--- Given records ---
'''

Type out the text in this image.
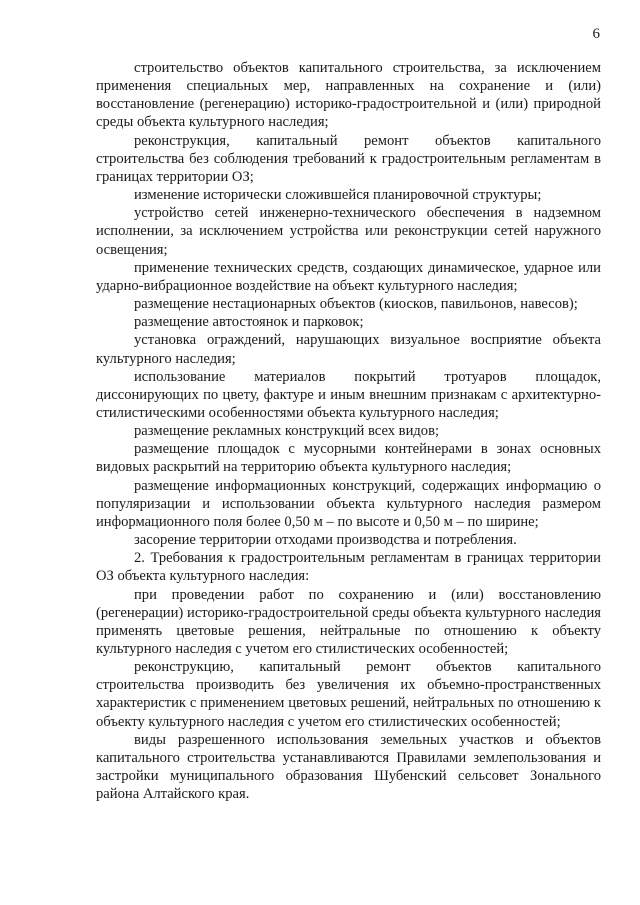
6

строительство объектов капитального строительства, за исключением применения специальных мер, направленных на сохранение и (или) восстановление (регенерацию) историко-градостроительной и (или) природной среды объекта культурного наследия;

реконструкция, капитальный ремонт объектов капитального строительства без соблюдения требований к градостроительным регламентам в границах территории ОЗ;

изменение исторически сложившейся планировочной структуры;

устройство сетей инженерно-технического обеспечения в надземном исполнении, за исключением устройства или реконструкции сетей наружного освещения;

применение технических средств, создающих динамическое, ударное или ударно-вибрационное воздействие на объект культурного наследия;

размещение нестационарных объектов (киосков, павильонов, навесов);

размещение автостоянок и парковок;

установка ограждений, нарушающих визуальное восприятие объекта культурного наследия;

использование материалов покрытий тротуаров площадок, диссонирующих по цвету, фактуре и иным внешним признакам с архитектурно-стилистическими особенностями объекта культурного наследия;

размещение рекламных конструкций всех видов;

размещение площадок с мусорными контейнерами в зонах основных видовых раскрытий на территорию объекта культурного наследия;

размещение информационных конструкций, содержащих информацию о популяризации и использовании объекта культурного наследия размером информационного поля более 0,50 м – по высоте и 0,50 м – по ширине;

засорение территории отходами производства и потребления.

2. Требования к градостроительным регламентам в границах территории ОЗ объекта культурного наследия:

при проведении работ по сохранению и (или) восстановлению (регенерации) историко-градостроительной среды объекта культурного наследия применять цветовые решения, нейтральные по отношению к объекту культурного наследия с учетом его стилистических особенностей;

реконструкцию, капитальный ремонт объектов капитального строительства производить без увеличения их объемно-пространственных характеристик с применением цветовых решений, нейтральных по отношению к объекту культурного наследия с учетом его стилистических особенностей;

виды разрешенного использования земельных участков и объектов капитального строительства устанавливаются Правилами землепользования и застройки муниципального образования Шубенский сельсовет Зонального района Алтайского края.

'''

--- Written request ---
Select all lines in the listing above where the word "площадок" appears, and show them.

--- Completed task ---
использование материалов покрытий тротуаров площадок, диссонирующих по цвету, фактуре и иным внешним признакам с архитектурно-стилистическими особенностями объекта культурного наследия;
размещение площадок с мусорными контейнерами в зонах основных видовых раскрытий на территорию объекта культурного наследия;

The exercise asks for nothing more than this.